▸ **WRITTEN INSTRUCTION 1**: Copy out the records from the line with "timeline-view-settings-screen: Give feedback" to the line with "color-swatch-red[interactable] xyxy=(52,304,74,326)", including both of those lines.

▸ **SOURCE**:
Who – and When -- Do You Tip?

September 28, 2007

by Rob Schron

There has never been a question in my mind that a venue’s conference services manager is the key to a successful event, particularly when the logistics involved require a better than average attention to detail.  And while I can honestly say I never met a CSM I didn’t like, I can also state quite honestly that on a number of occasions I found their being amiable didn’t always translate into their being capable.

There is no question that all CSMs are not created equal and, as a result, shouldn’t be treated the same when it comes to evaluating their services. Hence, to reward them with a gratuity at conference’s end just because “they’re there” doesn’t make sense to me. In my view, each situation should be judged on its own merits and the amount you decide on to recognize effort should be based on your evaluation of what was done to make your program a success -- nothing more, nothing less. As for the actual amount to be dispensed, that’s a call only you can make, although if you’re an independent planner it’s always a good idea to get the client’s input.

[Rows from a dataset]
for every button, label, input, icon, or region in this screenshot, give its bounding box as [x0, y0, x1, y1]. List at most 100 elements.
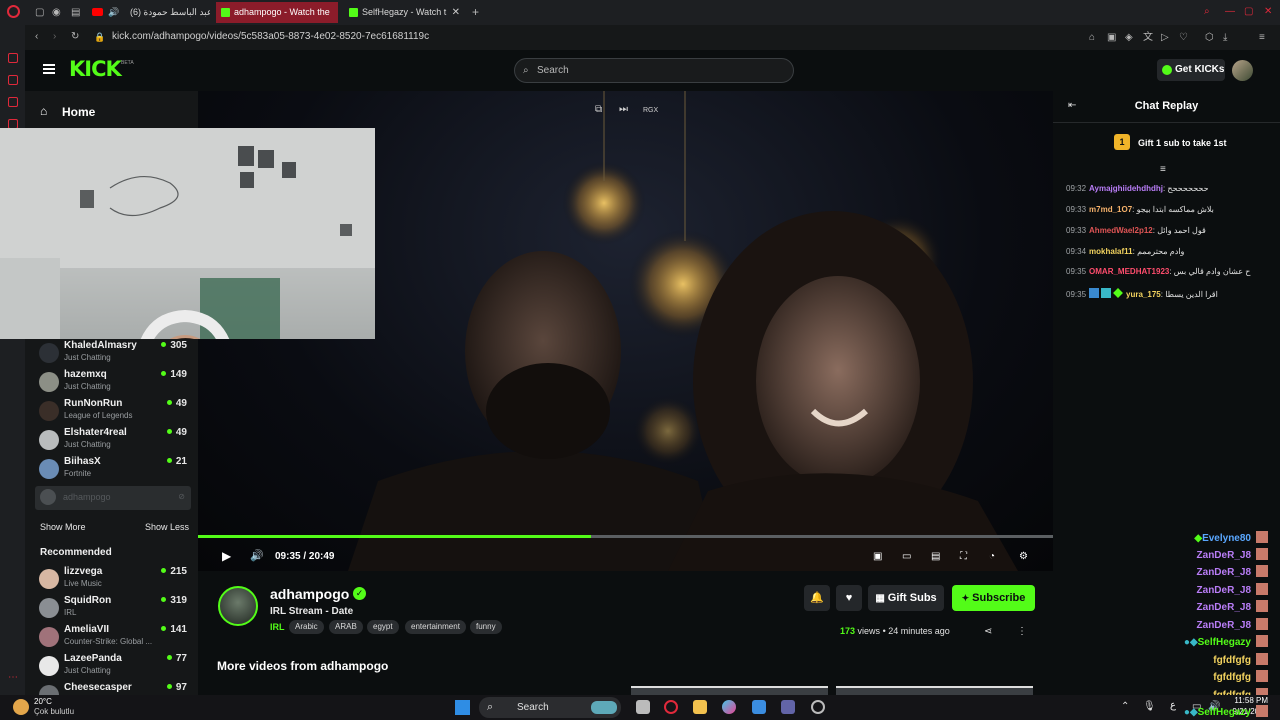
file-explorer-icon[interactable] — [693, 700, 707, 714]
channel-item[interactable]: KhaledAlmasry Just Chatting 305 — [25, 339, 198, 367]
translate-icon[interactable]: 文 — [1143, 32, 1153, 44]
channel-name[interactable]: adhampogo — [270, 586, 349, 602]
tab-youtube[interactable]: 🔊 عبد الباسط حمودة (6) — [88, 2, 210, 23]
task-view-icon[interactable] — [636, 700, 650, 714]
kick-logo[interactable]: KICK — [69, 57, 122, 81]
channel-item[interactable]: LazeePanda Just Chatting 77 — [25, 652, 198, 680]
message-user[interactable]: m7md_1O7 — [1089, 205, 1132, 214]
taskbar-search[interactable]: ⌕ Search — [479, 697, 621, 718]
back-icon[interactable]: ‹ — [35, 31, 38, 43]
share-icon[interactable]: ⋖ — [984, 626, 992, 638]
pinned-collapse-icon[interactable]: ≡ — [1160, 164, 1166, 176]
extensions-icon[interactable]: ⬡ — [1205, 32, 1214, 44]
language-indicator[interactable]: ع — [1170, 700, 1176, 711]
play-icon[interactable]: ▷ — [1161, 32, 1169, 44]
heart-icon[interactable]: ♡ — [1179, 32, 1188, 44]
volume-icon[interactable]: 🔊 — [250, 550, 264, 562]
gift-subs-button[interactable]: ▦ Gift Subs — [868, 585, 944, 611]
skip-next-icon[interactable]: ⏭ — [619, 104, 628, 116]
channel-item[interactable]: RunNonRun League of Legends 49 — [25, 397, 198, 425]
weather-desc[interactable]: Çok bulutlu — [34, 707, 74, 716]
channel-item[interactable]: Elshater4real Just Chatting 49 — [25, 426, 198, 454]
close-window-icon[interactable]: ✕ — [1264, 6, 1272, 18]
notification-bell-button[interactable]: 🔔 — [804, 585, 830, 611]
microphone-icon[interactable]: 🎙 — [1143, 701, 1156, 713]
maximize-icon[interactable]: ▢ — [1244, 6, 1253, 18]
tag-chip[interactable]: funny — [470, 620, 502, 634]
sidebar-app-icon[interactable] — [8, 75, 18, 85]
more-options-icon[interactable]: ⋮ — [1017, 626, 1027, 638]
search-tabs-icon[interactable]: ⌕ — [1204, 6, 1210, 18]
sidebar-more-icon[interactable]: ⋯ — [8, 672, 18, 683]
copilot-icon[interactable] — [722, 700, 736, 714]
clock-time[interactable]: 11:58 PM — [1230, 696, 1268, 705]
channel-item-offline[interactable]: adhampogo ⊘ — [35, 486, 191, 510]
messenger-icon[interactable]: ◉ — [52, 7, 61, 19]
theater-mode-icon[interactable]: ▭ — [902, 551, 911, 563]
fullscreen-icon[interactable]: ⛶ — [960, 551, 967, 563]
channel-item[interactable]: Cheesecasper 97 — [25, 681, 198, 695]
sidebar-app-icon[interactable] — [8, 53, 18, 63]
channel-item[interactable]: SquidRon IRL 319 — [25, 594, 198, 622]
show-more-button[interactable]: Show More — [40, 522, 86, 532]
user-avatar[interactable] — [1232, 60, 1253, 81]
url-field[interactable]: kick.com/adhampogo/videos/5c583a05-8873-… — [112, 31, 429, 42]
forward-icon[interactable]: › — [53, 31, 56, 43]
snapshot-icon[interactable]: ▣ — [1107, 32, 1116, 44]
popout-icon[interactable]: ⧉ — [595, 104, 602, 116]
settings-gear-icon[interactable]: ⚙ — [1019, 551, 1028, 563]
opera-taskbar-icon[interactable] — [664, 700, 678, 714]
message-user[interactable]: OMAR_MEDHAT1923 — [1089, 267, 1169, 276]
tab-adhampogo[interactable]: adhampogo - Watch the — [216, 2, 338, 23]
weather-icon[interactable] — [13, 699, 29, 715]
message-user[interactable]: Aymajghiidehdhdhj — [1089, 184, 1163, 193]
hamburger-menu-icon[interactable] — [43, 64, 55, 74]
tab-icon[interactable]: ▤ — [71, 7, 80, 19]
tag-chip[interactable]: entertainment — [405, 620, 466, 634]
video-thumbnail[interactable] — [631, 686, 828, 695]
playback-speed-icon[interactable]: ◔ — [989, 551, 995, 563]
pin-icon[interactable]: ⌂ — [1089, 32, 1095, 44]
message-user[interactable]: AhmedWael2p12 — [1089, 226, 1153, 235]
menu-icon[interactable]: ≡ — [1259, 32, 1265, 44]
reload-icon[interactable]: ↻ — [71, 31, 79, 43]
subscribe-button[interactable]: ✦ Subscribe — [952, 585, 1035, 611]
play-button[interactable]: ▶ — [222, 550, 231, 562]
weather-temp[interactable]: 20°C — [34, 697, 52, 706]
get-kicks-button[interactable]: Get KICKs — [1157, 59, 1225, 81]
tag-chip[interactable]: egypt — [367, 620, 399, 634]
close-tab-icon[interactable]: ✕ — [452, 2, 460, 23]
channel-item[interactable]: lizzvega Live Music 215 — [25, 565, 198, 593]
captions-icon[interactable]: ▤ — [931, 551, 940, 563]
workspace-icon[interactable]: ▢ — [35, 7, 44, 19]
tag-chip[interactable]: Arabic — [289, 620, 324, 634]
follow-heart-button[interactable]: ♥ — [836, 585, 862, 611]
category-link[interactable]: IRL — [270, 622, 285, 632]
search-input[interactable]: ⌕ Search — [514, 58, 794, 83]
app-icon[interactable] — [811, 700, 825, 714]
start-windows-icon[interactable] — [455, 700, 470, 715]
channel-avatar[interactable] — [218, 586, 258, 626]
minimize-icon[interactable]: — — [1225, 6, 1235, 18]
new-tab-icon[interactable]: + — [472, 6, 479, 18]
download-icon[interactable]: ⤓ — [1223, 32, 1227, 44]
message-user[interactable]: mokhalaf11 — [1089, 247, 1133, 256]
opera-logo-icon[interactable] — [7, 5, 20, 18]
tab-selfhegazy[interactable]: SelfHegazy - Watch t ✕ — [344, 2, 466, 23]
sidebar-app-icon[interactable] — [8, 97, 18, 107]
channel-item[interactable]: AmeliaVII Counter-Strike: Global ... 141 — [25, 623, 198, 651]
pinned-gift-text[interactable]: Gift 1 sub to take 1st — [1138, 138, 1227, 148]
shield-icon[interactable]: ◈ — [1125, 32, 1133, 44]
speaker-icon[interactable]: 🔊 — [108, 2, 119, 23]
channel-item[interactable]: hazemxq Just Chatting 149 — [25, 368, 198, 396]
progress-bar[interactable] — [198, 535, 1053, 538]
tag-chip[interactable]: ARAB — [329, 620, 363, 634]
tray-chevron-icon[interactable]: ⌃ — [1121, 701, 1129, 713]
teams-icon[interactable] — [781, 700, 795, 714]
store-icon[interactable] — [752, 700, 766, 714]
show-less-button[interactable]: Show Less — [145, 522, 189, 532]
miniplayer-icon[interactable]: ▣ — [873, 551, 882, 563]
video-thumbnail[interactable] — [836, 686, 1033, 695]
channel-item[interactable]: BiihasX Fortnite 21 — [25, 455, 198, 483]
message-user[interactable]: yura_175 — [1126, 290, 1161, 299]
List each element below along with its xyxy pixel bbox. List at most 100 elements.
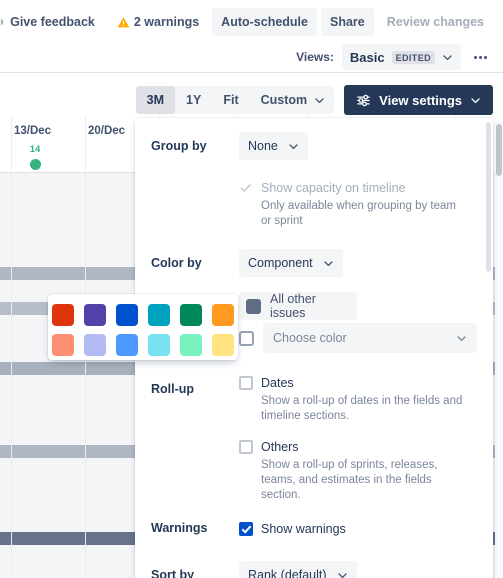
timeline-view-settings-screen: Give feedback 2 warnings Auto-schedule S… xyxy=(0,0,503,578)
rollup-label: Roll-up xyxy=(151,375,239,507)
chevron-down-icon xyxy=(314,95,325,106)
show-warnings-checkbox[interactable] xyxy=(239,522,253,536)
range-fit-label: Fit xyxy=(223,93,238,107)
auto-schedule-button[interactable]: Auto-schedule xyxy=(212,8,317,36)
color-by-value: Component xyxy=(248,256,313,270)
timeline-date-label: 13/Dec xyxy=(14,125,51,137)
share-button[interactable]: Share xyxy=(321,8,374,36)
show-capacity-help: Only available when grouping by team or … xyxy=(261,199,466,229)
rollup-dates-line[interactable]: Dates xyxy=(239,375,477,391)
color-by-select[interactable]: Component xyxy=(239,249,343,277)
views-more-button[interactable] xyxy=(467,44,493,70)
color-swatch-grid xyxy=(60,304,226,356)
warnings-indicator[interactable]: 2 warnings xyxy=(108,8,208,36)
color-swatch-light-green[interactable] xyxy=(180,334,202,356)
timeline-date-label: 20/Dec xyxy=(88,125,125,137)
show-warnings-line[interactable]: Show warnings xyxy=(239,521,477,537)
sort-by-select[interactable]: Rank (default) xyxy=(239,561,357,578)
sort-by-value: Rank (default) xyxy=(248,568,327,578)
group-by-label: Group by xyxy=(151,132,239,160)
color-swatch-light-red[interactable] xyxy=(52,334,74,356)
range-button-3m[interactable]: 3M xyxy=(136,86,175,114)
timeline-column-divider xyxy=(11,116,12,578)
show-capacity-checkbox-line: Show capacity on timeline xyxy=(239,180,477,196)
color-by-label: Color by xyxy=(151,249,239,277)
auto-schedule-label: Auto-schedule xyxy=(221,15,308,29)
color-swatch-red[interactable] xyxy=(52,304,74,326)
views-row: Views: Basic EDITED xyxy=(0,42,503,72)
show-capacity-label: Show capacity on timeline xyxy=(261,180,406,196)
view-settings-label: View settings xyxy=(379,93,462,108)
all-other-issues-item[interactable]: All other issues xyxy=(239,292,357,320)
panel-scrollbar-thumb[interactable] xyxy=(486,122,491,272)
rollup-dates-checkbox[interactable] xyxy=(239,376,253,390)
rollup-others-help: Show a roll-up of sprints, releases, tea… xyxy=(261,458,466,503)
rollup-others-group: Others Show a roll-up of sprints, releas… xyxy=(239,439,477,503)
check-icon xyxy=(239,181,253,195)
timeline-controls: 3M 1Y Fit Custom View settings xyxy=(0,84,503,116)
views-label: Views: xyxy=(296,50,334,64)
show-capacity-checkbox xyxy=(239,181,253,195)
choose-color-select[interactable]: Choose color xyxy=(263,323,477,353)
review-changes-button: Review changes xyxy=(378,8,493,36)
warnings-row: Warnings Show warnings xyxy=(135,521,493,537)
today-marker-dot xyxy=(30,159,41,170)
view-settings-button[interactable]: View settings xyxy=(344,85,493,115)
color-picker-popover xyxy=(48,294,238,360)
all-other-issues-label: All other issues xyxy=(270,292,350,320)
sort-by-label: Sort by xyxy=(151,561,239,578)
rollup-others-line[interactable]: Others xyxy=(239,439,477,455)
color-swatch-green[interactable] xyxy=(180,304,202,326)
top-toolbar: Give feedback 2 warnings Auto-schedule S… xyxy=(0,0,503,44)
sliders-icon xyxy=(356,93,371,108)
show-warnings-label: Show warnings xyxy=(261,521,346,537)
today-marker: 14 xyxy=(22,145,48,170)
chevron-down-icon xyxy=(323,258,334,269)
warnings-label: 2 warnings xyxy=(134,15,199,29)
color-swatch-purple[interactable] xyxy=(84,304,106,326)
color-swatch-teal[interactable] xyxy=(148,304,170,326)
more-dot xyxy=(479,56,482,59)
choose-color-label: Choose color xyxy=(273,331,347,345)
chevron-down-icon xyxy=(470,95,481,106)
range-button-custom[interactable]: Custom xyxy=(250,86,335,114)
header-divider xyxy=(0,72,503,73)
review-changes-label: Review changes xyxy=(387,15,484,29)
sort-by-row: Sort by Rank (default) xyxy=(135,561,493,578)
all-other-issues-swatch[interactable] xyxy=(246,299,261,314)
vertical-scrollbar-thumb[interactable] xyxy=(496,124,502,176)
more-dot xyxy=(474,56,477,59)
more-dot xyxy=(484,56,487,59)
range-1y-label: 1Y xyxy=(186,93,201,107)
views-selector[interactable]: Basic EDITED xyxy=(342,44,461,70)
vertical-scrollbar-track[interactable] xyxy=(495,122,503,578)
color-swatch-light-orange[interactable] xyxy=(212,334,234,356)
today-marker-number: 14 xyxy=(22,145,48,155)
range-button-1y[interactable]: 1Y xyxy=(175,86,212,114)
range-custom-label: Custom xyxy=(261,93,308,107)
warning-triangle-icon xyxy=(117,16,130,29)
rollup-others-label: Others xyxy=(261,439,299,455)
views-edited-badge: EDITED xyxy=(392,51,435,64)
group-by-row: Group by None xyxy=(135,132,493,160)
choose-color-swatch[interactable] xyxy=(239,331,254,346)
rollup-others-checkbox[interactable] xyxy=(239,440,253,454)
share-label: Share xyxy=(330,15,365,29)
range-button-fit[interactable]: Fit xyxy=(212,86,249,114)
group-by-value: None xyxy=(248,139,278,153)
group-by-select[interactable]: None xyxy=(239,132,308,160)
color-swatch-light-purple[interactable] xyxy=(84,334,106,356)
chevron-down-icon xyxy=(442,52,453,63)
rollup-dates-label: Dates xyxy=(261,375,294,391)
color-swatch-light-teal[interactable] xyxy=(148,334,170,356)
rollup-dates-help: Show a roll-up of dates in the fields an… xyxy=(261,394,466,424)
give-feedback-button[interactable]: Give feedback xyxy=(0,8,104,36)
timeline-range-segmented-control: 3M 1Y Fit Custom xyxy=(136,86,334,114)
chevron-down-icon xyxy=(456,333,467,344)
color-swatch-orange[interactable] xyxy=(212,304,234,326)
color-by-row: Color by Component xyxy=(135,249,493,277)
megaphone-icon xyxy=(0,15,4,29)
color-swatch-blue[interactable] xyxy=(116,304,138,326)
rollup-row: Roll-up Dates Show a roll-up of dates in… xyxy=(135,375,493,507)
color-swatch-light-blue[interactable] xyxy=(116,334,138,356)
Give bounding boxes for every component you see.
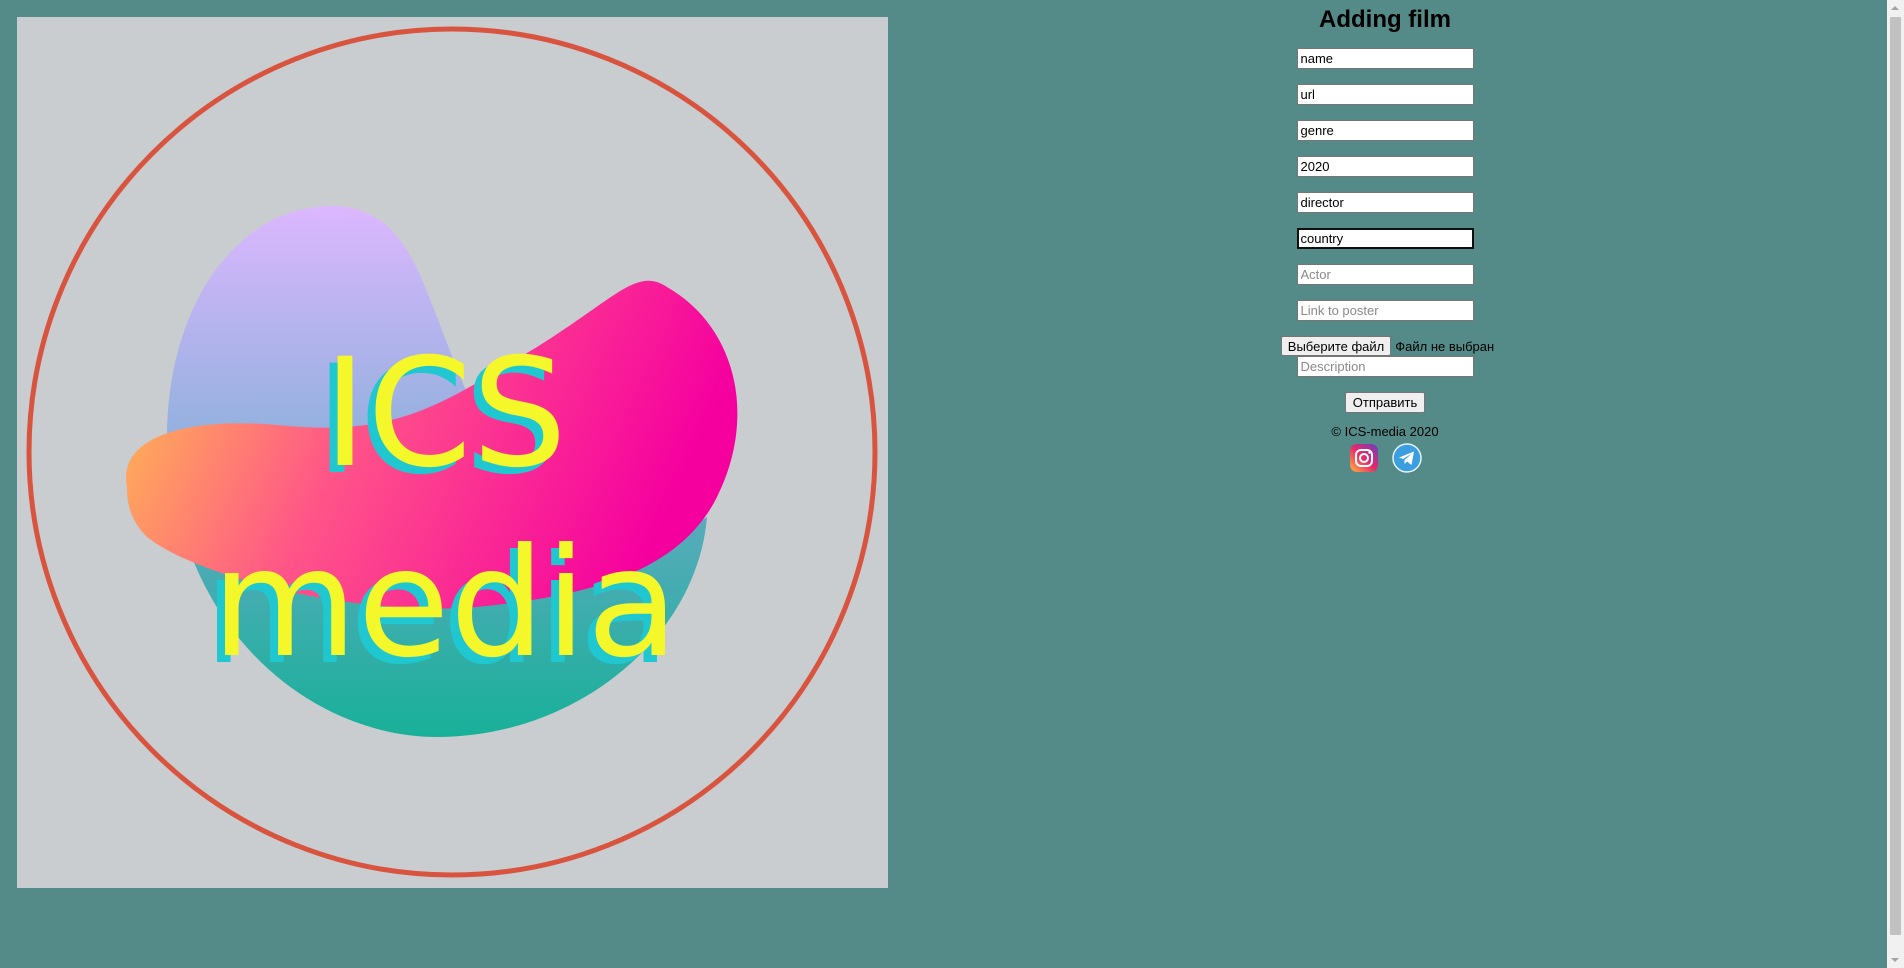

▸ **WRITTEN INSTRUCTION 2**: In the text on tipping, what does the author say an independent planner should do when deciding the amount of the gratuity?

▸ **EXERCISE SOLUTION 1**:
timeline-view-settings-screen: Give feedback 2 warnings Auto-schedule S… xyxy=(0,0,503,578)
rollup-label: Roll-up xyxy=(151,375,239,507)
chevron-down-icon xyxy=(314,95,325,106)
show-warnings-checkbox[interactable] xyxy=(239,522,253,536)
range-fit-label: Fit xyxy=(223,93,238,107)
auto-schedule-button[interactable]: Auto-schedule xyxy=(212,8,317,36)
color-by-value: Component xyxy=(248,256,313,270)
timeline-date-label: 13/Dec xyxy=(14,125,51,137)
share-button[interactable]: Share xyxy=(321,8,374,36)
show-capacity-help: Only available when grouping by team or … xyxy=(261,199,466,229)
rollup-dates-line[interactable]: Dates xyxy=(239,375,477,391)
color-by-select[interactable]: Component xyxy=(239,249,343,277)
views-more-button[interactable] xyxy=(467,44,493,70)
color-swatch-grid xyxy=(60,304,226,356)
warnings-indicator[interactable]: 2 warnings xyxy=(108,8,208,36)
color-swatch-light-green[interactable] xyxy=(180,334,202,356)
timeline-date-label: 20/Dec xyxy=(88,125,125,137)
show-warnings-line[interactable]: Show warnings xyxy=(239,521,477,537)
sort-by-select[interactable]: Rank (default) xyxy=(239,561,357,578)
sort-by-value: Rank (default) xyxy=(248,568,327,578)
group-by-label: Group by xyxy=(151,132,239,160)
color-swatch-light-red[interactable] xyxy=(52,334,74,356)
range-button-3m[interactable]: 3M xyxy=(136,86,175,114)
timeline-column-divider xyxy=(11,116,12,578)
show-capacity-checkbox-line: Show capacity on timeline xyxy=(239,180,477,196)
color-by-label: Color by xyxy=(151,249,239,277)
auto-schedule-label: Auto-schedule xyxy=(221,15,308,29)
color-swatch-red[interactable] xyxy=(52,304,74,326)

▸ **EXERCISE SOLUTION 2**: Get the client's input.